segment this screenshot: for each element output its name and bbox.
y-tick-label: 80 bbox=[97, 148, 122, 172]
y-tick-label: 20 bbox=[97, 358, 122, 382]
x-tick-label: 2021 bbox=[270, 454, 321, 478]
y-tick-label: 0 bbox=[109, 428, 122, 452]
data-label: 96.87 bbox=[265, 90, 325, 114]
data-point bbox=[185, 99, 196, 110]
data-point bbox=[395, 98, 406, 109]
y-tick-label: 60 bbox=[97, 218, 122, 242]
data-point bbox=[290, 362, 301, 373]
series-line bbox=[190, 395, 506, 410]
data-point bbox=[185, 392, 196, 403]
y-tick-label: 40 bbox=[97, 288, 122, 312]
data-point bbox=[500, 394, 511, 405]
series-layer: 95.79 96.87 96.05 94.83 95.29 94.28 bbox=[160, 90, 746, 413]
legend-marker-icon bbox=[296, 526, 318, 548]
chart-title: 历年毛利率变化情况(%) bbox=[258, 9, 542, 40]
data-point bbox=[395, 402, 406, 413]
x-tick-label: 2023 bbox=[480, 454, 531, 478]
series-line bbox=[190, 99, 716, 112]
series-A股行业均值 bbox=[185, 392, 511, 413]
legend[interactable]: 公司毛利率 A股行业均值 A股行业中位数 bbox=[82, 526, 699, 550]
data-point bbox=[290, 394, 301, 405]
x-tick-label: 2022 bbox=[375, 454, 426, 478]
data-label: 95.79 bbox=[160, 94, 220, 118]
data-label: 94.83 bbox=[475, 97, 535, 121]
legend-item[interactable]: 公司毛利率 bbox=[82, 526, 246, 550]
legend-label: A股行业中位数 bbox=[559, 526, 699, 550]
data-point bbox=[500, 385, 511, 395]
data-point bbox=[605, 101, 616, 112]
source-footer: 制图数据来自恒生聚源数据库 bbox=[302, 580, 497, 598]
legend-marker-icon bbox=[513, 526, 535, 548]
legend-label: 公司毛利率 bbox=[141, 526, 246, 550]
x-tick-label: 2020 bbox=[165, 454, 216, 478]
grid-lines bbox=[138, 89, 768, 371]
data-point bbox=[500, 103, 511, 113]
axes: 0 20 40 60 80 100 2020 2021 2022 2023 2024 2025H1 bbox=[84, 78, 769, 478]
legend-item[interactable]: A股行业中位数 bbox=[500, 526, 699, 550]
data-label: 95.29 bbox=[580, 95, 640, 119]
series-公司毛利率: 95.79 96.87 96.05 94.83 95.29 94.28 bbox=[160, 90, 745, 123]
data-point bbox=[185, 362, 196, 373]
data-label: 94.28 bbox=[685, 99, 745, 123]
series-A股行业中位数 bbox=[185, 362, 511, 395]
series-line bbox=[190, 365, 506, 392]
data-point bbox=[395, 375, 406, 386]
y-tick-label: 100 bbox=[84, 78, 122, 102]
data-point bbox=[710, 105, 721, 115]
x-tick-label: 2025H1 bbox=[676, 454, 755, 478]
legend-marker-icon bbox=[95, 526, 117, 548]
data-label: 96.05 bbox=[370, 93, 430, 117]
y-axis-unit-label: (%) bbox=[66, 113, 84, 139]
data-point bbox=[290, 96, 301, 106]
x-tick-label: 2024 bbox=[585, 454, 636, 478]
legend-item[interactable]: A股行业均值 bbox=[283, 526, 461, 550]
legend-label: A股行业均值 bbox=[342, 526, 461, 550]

--

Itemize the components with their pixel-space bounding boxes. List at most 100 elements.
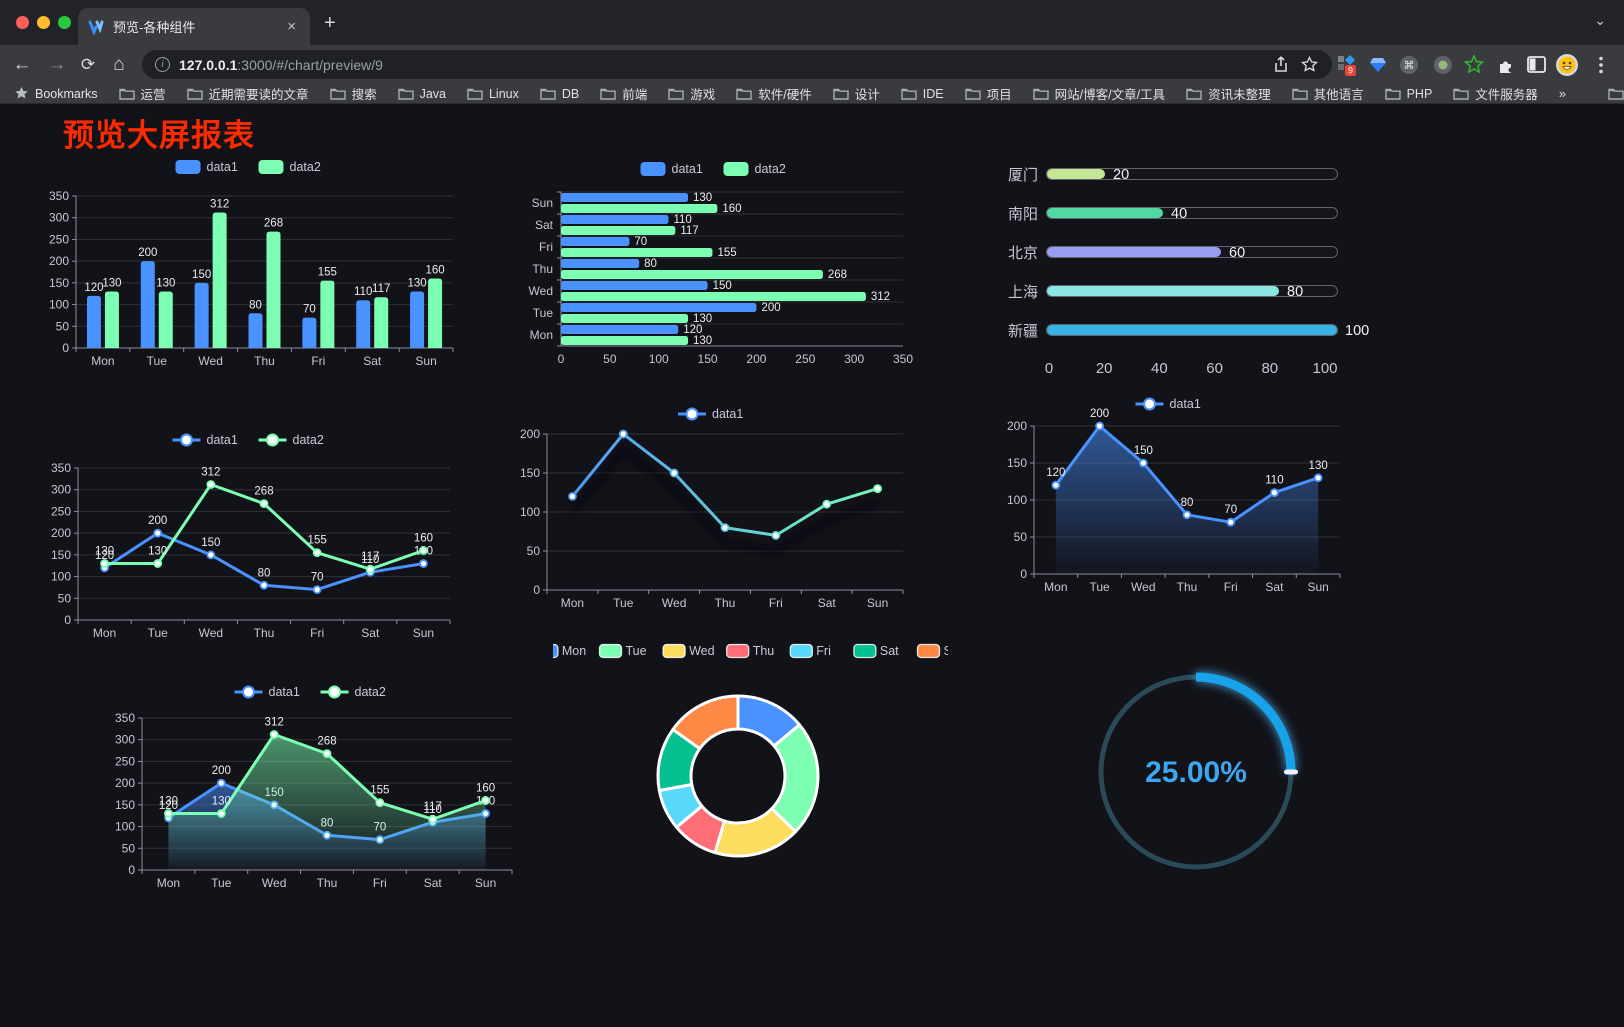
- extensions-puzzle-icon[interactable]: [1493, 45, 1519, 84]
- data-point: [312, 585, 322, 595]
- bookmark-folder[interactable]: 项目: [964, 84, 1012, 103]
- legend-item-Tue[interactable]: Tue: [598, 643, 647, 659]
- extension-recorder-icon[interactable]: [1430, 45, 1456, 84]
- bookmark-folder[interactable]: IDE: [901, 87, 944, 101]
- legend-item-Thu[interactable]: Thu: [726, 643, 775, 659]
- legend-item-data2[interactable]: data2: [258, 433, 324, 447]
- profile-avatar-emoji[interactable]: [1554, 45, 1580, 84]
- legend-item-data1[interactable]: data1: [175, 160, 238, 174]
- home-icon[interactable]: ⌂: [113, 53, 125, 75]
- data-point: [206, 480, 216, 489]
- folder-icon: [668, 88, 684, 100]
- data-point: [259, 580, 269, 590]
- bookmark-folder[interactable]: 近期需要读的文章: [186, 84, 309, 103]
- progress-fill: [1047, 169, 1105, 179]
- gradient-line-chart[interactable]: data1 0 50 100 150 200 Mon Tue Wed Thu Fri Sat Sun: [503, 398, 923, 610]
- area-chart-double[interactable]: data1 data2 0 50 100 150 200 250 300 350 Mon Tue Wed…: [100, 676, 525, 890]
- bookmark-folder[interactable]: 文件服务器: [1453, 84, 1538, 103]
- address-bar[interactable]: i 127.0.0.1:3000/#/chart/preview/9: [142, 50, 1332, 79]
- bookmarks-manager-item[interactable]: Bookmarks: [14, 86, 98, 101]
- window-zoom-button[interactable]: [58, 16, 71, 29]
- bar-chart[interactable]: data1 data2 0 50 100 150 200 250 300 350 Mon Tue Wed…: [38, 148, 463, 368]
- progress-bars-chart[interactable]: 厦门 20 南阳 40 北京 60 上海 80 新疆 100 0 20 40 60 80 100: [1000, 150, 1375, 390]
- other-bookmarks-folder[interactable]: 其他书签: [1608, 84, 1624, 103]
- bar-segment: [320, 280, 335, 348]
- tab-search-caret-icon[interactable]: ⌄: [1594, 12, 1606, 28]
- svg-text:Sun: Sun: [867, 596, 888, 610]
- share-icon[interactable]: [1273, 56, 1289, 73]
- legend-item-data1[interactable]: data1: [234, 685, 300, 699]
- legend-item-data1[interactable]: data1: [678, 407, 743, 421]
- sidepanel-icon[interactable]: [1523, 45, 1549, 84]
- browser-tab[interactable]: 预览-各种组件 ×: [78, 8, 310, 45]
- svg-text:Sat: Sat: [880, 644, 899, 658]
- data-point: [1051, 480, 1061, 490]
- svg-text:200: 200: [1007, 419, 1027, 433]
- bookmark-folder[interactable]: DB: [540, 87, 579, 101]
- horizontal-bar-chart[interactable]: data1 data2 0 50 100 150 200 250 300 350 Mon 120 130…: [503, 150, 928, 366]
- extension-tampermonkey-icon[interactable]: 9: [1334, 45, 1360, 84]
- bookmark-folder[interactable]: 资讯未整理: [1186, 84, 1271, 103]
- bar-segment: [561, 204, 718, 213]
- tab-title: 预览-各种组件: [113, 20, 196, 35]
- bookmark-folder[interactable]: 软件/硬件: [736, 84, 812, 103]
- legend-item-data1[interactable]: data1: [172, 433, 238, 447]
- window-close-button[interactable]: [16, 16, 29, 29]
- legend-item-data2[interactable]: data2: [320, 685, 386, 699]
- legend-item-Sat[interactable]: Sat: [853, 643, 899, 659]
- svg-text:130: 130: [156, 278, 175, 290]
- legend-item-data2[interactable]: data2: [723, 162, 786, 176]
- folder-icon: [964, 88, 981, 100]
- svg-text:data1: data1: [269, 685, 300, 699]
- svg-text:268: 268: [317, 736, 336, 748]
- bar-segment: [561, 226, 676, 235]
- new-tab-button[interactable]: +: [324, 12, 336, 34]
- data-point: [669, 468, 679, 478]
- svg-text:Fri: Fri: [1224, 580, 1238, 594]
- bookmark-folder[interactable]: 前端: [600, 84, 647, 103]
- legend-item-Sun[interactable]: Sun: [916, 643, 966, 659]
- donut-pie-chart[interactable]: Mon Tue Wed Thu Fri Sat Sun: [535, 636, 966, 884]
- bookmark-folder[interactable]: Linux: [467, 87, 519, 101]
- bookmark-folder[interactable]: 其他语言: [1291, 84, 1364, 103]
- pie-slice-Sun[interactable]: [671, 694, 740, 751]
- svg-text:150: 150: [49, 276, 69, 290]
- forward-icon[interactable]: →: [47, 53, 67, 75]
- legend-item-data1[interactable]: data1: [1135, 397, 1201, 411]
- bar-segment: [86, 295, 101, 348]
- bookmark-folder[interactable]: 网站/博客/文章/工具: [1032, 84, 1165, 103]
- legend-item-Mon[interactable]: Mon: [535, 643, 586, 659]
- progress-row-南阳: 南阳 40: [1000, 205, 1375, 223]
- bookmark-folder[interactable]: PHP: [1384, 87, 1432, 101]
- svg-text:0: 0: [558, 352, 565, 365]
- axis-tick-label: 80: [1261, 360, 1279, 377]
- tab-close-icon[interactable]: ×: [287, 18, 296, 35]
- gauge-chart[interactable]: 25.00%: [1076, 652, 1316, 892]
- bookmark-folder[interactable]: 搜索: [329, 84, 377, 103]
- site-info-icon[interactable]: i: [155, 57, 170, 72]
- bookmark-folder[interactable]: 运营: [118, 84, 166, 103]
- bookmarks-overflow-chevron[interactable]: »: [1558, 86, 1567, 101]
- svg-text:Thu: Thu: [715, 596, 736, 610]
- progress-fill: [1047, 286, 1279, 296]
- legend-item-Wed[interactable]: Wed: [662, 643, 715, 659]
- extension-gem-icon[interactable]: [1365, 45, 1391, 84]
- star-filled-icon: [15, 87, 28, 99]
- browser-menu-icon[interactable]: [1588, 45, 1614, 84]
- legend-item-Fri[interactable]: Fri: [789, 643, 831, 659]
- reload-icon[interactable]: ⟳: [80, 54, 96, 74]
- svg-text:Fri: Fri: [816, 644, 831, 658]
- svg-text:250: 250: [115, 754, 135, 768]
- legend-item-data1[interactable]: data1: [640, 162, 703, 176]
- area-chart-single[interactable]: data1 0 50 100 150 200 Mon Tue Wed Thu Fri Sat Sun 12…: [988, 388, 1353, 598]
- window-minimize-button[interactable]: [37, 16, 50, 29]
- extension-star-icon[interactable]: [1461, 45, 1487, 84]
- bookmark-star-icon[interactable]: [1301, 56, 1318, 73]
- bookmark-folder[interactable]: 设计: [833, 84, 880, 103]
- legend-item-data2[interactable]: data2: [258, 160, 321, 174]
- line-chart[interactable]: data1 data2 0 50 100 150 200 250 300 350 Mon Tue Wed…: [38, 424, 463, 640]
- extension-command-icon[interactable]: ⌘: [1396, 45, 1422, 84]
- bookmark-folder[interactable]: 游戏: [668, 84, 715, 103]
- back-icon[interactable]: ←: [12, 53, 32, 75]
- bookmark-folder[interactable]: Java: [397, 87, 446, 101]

_What to work on_: Reproduce every line, unchanged, from the line containing "segment this screenshot: for" through the line containing "axes: 0 20 40", inclusive.

_Solution to this task_:
segment this screenshot: for each element output its name and bbox.
y-tick-label: 80 bbox=[97, 148, 122, 172]
y-tick-label: 20 bbox=[97, 358, 122, 382]
x-tick-label: 2021 bbox=[270, 454, 321, 478]
y-tick-label: 0 bbox=[109, 428, 122, 452]
data-label: 96.87 bbox=[265, 90, 325, 114]
data-point bbox=[185, 99, 196, 110]
data-point bbox=[395, 98, 406, 109]
y-tick-label: 60 bbox=[97, 218, 122, 242]
data-point bbox=[290, 362, 301, 373]
series-line bbox=[190, 395, 506, 410]
data-point bbox=[185, 392, 196, 403]
y-tick-label: 40 bbox=[97, 288, 122, 312]
data-point bbox=[500, 394, 511, 405]
series-layer: 95.79 96.87 96.05 94.83 95.29 94.28 bbox=[160, 90, 746, 413]
legend-marker-icon bbox=[296, 526, 318, 548]
chart-title: 历年毛利率变化情况(%) bbox=[258, 9, 542, 40]
data-point bbox=[395, 402, 406, 413]
x-tick-label: 2023 bbox=[480, 454, 531, 478]
series-line bbox=[190, 99, 716, 112]
series-A股行业均值 bbox=[185, 392, 511, 413]
legend[interactable]: 公司毛利率 A股行业均值 A股行业中位数 bbox=[82, 526, 699, 550]
data-point bbox=[290, 394, 301, 405]
x-tick-label: 2022 bbox=[375, 454, 426, 478]
data-label: 95.79 bbox=[160, 94, 220, 118]
data-label: 94.83 bbox=[475, 97, 535, 121]
legend-item[interactable]: 公司毛利率 bbox=[82, 526, 246, 550]
legend-label: A股行业中位数 bbox=[559, 526, 699, 550]
data-point bbox=[500, 385, 511, 395]
data-point bbox=[605, 101, 616, 112]
source-footer: 制图数据来自恒生聚源数据库 bbox=[302, 580, 497, 598]
legend-marker-icon bbox=[513, 526, 535, 548]
legend-label: 公司毛利率 bbox=[141, 526, 246, 550]
x-tick-label: 2020 bbox=[165, 454, 216, 478]
grid-lines bbox=[138, 89, 768, 371]
data-point bbox=[500, 103, 511, 113]
axes: 0 20 40 60 80 100 2020 2021 2022 2023 2024 2025H1 bbox=[84, 78, 769, 478]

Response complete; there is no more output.